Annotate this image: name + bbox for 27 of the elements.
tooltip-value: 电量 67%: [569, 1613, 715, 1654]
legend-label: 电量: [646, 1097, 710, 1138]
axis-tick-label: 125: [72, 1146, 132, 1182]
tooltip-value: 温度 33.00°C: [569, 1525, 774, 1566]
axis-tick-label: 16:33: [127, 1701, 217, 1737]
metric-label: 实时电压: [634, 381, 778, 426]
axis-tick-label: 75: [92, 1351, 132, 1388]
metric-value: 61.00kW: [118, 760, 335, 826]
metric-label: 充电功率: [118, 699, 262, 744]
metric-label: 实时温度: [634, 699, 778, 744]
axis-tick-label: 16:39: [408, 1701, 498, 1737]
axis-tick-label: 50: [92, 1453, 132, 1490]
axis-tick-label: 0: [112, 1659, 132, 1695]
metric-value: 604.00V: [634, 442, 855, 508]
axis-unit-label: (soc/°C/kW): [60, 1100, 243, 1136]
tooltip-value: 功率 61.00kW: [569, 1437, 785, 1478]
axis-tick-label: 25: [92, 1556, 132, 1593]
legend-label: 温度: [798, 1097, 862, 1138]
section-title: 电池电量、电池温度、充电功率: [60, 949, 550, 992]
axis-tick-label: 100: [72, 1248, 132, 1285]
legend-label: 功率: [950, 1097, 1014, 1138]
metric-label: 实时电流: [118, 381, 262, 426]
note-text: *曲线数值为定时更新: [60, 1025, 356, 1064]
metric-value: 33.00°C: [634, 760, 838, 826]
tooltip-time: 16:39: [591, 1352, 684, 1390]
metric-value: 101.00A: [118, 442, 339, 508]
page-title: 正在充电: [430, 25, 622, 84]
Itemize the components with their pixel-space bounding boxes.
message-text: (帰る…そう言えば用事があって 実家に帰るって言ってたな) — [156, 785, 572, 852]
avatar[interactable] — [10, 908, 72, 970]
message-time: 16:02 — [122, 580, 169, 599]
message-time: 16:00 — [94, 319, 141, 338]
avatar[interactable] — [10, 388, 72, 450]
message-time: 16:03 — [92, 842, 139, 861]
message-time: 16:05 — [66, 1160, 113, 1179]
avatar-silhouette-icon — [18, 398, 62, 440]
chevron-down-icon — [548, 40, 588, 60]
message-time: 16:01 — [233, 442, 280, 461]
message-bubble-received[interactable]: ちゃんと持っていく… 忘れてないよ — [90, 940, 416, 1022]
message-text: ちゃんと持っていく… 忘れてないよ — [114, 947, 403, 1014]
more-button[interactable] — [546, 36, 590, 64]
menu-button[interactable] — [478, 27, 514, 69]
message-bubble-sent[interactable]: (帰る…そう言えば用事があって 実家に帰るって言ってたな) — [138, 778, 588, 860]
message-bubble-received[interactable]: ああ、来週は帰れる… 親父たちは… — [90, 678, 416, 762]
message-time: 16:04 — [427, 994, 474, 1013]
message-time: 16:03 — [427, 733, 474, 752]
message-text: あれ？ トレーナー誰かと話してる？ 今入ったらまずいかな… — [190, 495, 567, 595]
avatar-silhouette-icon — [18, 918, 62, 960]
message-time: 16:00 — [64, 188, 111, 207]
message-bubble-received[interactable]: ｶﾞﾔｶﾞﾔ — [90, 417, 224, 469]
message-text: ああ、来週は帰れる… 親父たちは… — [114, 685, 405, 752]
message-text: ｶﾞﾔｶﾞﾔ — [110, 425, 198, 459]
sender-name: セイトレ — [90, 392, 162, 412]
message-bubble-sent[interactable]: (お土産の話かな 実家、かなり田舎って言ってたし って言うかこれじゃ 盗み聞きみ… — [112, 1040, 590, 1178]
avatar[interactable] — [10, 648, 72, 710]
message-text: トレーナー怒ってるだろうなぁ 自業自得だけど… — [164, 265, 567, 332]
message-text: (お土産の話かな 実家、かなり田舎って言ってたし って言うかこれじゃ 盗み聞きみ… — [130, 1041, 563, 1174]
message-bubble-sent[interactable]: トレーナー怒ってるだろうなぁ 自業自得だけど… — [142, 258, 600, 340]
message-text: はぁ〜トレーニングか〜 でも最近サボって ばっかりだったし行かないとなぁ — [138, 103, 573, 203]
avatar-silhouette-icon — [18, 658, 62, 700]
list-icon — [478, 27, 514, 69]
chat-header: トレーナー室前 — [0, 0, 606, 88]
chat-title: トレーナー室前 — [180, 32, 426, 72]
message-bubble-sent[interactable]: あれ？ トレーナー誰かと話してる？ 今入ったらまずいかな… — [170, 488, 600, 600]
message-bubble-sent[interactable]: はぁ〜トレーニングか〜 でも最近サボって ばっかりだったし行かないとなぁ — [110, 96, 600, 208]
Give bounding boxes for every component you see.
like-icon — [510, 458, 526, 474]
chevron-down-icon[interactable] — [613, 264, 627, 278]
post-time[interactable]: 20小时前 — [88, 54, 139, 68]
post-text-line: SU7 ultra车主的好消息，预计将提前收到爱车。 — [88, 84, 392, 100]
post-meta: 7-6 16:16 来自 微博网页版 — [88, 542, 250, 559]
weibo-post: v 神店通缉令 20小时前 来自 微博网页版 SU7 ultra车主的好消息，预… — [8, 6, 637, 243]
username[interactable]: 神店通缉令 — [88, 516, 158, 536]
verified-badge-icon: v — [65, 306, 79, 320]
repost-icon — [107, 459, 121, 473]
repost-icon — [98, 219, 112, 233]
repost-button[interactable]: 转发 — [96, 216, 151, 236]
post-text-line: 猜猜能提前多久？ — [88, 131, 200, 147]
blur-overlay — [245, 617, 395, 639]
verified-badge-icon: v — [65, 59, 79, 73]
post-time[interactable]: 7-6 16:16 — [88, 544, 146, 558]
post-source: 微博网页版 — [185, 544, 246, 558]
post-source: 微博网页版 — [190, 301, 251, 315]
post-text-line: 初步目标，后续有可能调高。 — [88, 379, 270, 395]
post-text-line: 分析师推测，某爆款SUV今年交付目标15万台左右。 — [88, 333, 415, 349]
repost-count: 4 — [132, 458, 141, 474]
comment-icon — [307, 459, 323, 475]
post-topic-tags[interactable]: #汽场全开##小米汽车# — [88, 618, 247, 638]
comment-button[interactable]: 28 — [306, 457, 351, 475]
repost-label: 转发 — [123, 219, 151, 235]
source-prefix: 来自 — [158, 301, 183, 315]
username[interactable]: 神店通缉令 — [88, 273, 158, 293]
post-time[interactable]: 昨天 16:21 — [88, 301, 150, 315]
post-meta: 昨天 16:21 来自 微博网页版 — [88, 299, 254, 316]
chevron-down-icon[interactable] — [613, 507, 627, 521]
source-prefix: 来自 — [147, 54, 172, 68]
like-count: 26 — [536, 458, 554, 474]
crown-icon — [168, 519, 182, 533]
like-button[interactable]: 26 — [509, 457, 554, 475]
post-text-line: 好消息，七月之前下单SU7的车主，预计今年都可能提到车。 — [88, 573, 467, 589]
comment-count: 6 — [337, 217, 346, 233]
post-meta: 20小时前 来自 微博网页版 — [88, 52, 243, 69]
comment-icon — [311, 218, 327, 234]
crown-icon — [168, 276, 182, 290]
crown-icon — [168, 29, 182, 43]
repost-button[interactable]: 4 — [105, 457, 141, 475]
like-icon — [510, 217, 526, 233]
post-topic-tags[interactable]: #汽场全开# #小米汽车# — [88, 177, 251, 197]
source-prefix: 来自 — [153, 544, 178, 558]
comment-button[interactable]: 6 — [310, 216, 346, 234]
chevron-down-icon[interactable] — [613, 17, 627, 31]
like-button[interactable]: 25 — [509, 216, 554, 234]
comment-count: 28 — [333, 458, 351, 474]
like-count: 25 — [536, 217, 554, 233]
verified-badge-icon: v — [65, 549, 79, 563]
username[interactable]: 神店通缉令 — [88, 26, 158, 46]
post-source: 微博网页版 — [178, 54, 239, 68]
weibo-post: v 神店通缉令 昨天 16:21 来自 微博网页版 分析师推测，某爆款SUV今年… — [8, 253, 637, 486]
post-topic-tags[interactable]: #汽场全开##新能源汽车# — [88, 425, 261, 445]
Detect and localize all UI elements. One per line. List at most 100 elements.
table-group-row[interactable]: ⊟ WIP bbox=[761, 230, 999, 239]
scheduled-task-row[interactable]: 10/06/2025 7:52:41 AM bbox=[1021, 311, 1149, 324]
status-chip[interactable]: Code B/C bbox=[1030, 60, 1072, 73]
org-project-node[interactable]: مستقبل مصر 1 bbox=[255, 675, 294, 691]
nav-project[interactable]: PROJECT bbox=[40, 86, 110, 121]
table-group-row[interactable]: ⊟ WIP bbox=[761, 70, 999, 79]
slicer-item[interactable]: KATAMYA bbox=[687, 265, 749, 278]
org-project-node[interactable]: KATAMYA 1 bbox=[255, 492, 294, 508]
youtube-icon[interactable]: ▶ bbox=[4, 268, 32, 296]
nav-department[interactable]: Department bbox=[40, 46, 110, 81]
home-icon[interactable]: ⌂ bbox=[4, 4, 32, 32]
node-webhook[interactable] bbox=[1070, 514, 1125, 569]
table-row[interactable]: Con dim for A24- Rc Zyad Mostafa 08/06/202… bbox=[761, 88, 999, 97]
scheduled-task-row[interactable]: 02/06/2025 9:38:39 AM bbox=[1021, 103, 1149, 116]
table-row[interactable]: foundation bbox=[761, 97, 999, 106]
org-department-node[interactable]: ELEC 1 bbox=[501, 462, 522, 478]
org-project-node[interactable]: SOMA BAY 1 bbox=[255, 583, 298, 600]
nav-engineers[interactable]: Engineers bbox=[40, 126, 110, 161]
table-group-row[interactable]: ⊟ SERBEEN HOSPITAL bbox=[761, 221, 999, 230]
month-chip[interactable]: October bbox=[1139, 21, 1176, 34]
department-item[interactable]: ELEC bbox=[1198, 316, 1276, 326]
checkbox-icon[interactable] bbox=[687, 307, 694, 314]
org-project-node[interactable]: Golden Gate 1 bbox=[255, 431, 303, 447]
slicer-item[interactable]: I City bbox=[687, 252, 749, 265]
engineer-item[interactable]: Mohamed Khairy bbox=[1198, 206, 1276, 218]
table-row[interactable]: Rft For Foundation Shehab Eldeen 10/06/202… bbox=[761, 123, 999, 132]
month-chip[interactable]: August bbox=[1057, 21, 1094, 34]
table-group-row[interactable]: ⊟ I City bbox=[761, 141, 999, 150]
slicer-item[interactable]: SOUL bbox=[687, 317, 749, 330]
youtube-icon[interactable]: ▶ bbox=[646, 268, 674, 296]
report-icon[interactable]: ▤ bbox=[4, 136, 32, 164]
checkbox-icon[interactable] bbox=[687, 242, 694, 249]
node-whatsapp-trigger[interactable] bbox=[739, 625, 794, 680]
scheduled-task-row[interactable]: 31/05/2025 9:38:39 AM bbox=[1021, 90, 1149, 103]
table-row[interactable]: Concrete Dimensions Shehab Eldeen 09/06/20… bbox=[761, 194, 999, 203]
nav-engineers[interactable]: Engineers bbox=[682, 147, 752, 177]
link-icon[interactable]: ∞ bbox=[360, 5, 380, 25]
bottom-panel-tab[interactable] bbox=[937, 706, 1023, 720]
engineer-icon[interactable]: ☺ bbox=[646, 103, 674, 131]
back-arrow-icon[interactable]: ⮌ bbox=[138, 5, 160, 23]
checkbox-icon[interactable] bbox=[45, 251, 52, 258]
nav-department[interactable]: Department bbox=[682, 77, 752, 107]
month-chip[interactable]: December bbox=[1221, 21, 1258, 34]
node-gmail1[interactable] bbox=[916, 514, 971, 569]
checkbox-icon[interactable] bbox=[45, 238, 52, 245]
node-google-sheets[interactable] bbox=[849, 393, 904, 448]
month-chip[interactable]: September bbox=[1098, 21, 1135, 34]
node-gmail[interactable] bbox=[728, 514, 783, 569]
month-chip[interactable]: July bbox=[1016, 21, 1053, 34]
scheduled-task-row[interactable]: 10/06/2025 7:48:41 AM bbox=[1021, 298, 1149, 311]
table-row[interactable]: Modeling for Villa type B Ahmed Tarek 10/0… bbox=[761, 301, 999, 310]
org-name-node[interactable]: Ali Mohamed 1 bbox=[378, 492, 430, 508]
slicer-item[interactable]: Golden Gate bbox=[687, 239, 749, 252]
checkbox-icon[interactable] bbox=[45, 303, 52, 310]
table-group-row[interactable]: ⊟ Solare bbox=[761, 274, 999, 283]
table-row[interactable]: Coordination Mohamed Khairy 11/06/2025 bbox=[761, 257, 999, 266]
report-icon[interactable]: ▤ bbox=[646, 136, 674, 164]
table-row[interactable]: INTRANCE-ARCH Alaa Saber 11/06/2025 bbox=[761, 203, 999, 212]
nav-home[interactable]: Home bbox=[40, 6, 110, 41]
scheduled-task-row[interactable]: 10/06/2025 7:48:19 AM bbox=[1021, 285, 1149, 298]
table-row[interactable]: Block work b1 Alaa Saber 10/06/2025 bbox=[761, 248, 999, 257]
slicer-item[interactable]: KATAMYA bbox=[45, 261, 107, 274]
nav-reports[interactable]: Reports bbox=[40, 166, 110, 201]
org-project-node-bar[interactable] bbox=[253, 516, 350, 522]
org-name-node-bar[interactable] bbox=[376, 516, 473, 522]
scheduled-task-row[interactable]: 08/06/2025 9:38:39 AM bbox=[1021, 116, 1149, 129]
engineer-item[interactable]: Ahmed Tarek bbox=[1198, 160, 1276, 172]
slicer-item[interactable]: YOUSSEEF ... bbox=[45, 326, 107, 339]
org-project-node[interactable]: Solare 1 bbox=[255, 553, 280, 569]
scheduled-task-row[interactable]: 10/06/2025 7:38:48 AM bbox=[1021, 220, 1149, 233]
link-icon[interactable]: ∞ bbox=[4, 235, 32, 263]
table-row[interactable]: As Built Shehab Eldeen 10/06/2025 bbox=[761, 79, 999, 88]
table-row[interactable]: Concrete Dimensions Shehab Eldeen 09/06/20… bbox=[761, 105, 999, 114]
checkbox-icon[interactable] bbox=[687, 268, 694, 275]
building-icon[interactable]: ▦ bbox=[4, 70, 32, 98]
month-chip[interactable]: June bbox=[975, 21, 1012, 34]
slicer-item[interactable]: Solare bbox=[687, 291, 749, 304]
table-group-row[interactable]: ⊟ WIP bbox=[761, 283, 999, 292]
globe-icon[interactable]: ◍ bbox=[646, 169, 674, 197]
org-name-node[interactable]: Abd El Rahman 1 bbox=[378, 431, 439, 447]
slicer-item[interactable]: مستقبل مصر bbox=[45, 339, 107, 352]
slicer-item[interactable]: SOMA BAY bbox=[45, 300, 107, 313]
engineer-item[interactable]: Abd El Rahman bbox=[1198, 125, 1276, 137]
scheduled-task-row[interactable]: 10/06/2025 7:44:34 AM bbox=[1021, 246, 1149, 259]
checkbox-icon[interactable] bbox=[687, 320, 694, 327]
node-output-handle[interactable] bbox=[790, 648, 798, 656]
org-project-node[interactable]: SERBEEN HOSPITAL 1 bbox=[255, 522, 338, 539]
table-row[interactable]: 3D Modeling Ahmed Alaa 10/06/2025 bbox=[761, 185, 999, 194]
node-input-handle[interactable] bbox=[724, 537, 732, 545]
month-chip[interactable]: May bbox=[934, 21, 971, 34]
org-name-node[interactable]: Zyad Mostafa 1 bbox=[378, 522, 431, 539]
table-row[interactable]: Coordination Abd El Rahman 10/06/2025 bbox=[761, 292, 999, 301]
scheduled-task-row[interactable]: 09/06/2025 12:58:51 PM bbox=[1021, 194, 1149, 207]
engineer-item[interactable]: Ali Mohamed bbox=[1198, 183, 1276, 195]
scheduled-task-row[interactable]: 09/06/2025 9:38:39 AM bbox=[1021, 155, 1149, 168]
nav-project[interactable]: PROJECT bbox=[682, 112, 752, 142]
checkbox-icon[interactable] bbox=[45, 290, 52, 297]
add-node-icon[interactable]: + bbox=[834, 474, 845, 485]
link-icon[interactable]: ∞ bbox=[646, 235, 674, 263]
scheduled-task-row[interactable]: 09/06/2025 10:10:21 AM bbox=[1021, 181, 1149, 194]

++++++++++++++++++++

▶ _The exercise_: Copy out, unchanged, the part of the listing above that opens with its first line and closes with the line containing "section-title: 电池电量、电池温度、充电功率: [60, 949, 550, 992]", including both of those lines.

▶ _Full response_:
Annotate this image: name + bbox for 27 of the elements.
tooltip-value: 电量 67%: [569, 1613, 715, 1654]
legend-label: 电量: [646, 1097, 710, 1138]
axis-tick-label: 125: [72, 1146, 132, 1182]
tooltip-value: 温度 33.00°C: [569, 1525, 774, 1566]
axis-tick-label: 16:33: [127, 1701, 217, 1737]
metric-label: 实时电压: [634, 381, 778, 426]
axis-tick-label: 75: [92, 1351, 132, 1388]
metric-value: 61.00kW: [118, 760, 335, 826]
metric-label: 充电功率: [118, 699, 262, 744]
metric-label: 实时温度: [634, 699, 778, 744]
axis-tick-label: 16:39: [408, 1701, 498, 1737]
axis-tick-label: 50: [92, 1453, 132, 1490]
axis-tick-label: 0: [112, 1659, 132, 1695]
metric-value: 604.00V: [634, 442, 855, 508]
axis-unit-label: (soc/°C/kW): [60, 1100, 243, 1136]
tooltip-value: 功率 61.00kW: [569, 1437, 785, 1478]
axis-tick-label: 25: [92, 1556, 132, 1593]
legend-label: 温度: [798, 1097, 862, 1138]
section-title: 电池电量、电池温度、充电功率: [60, 949, 550, 992]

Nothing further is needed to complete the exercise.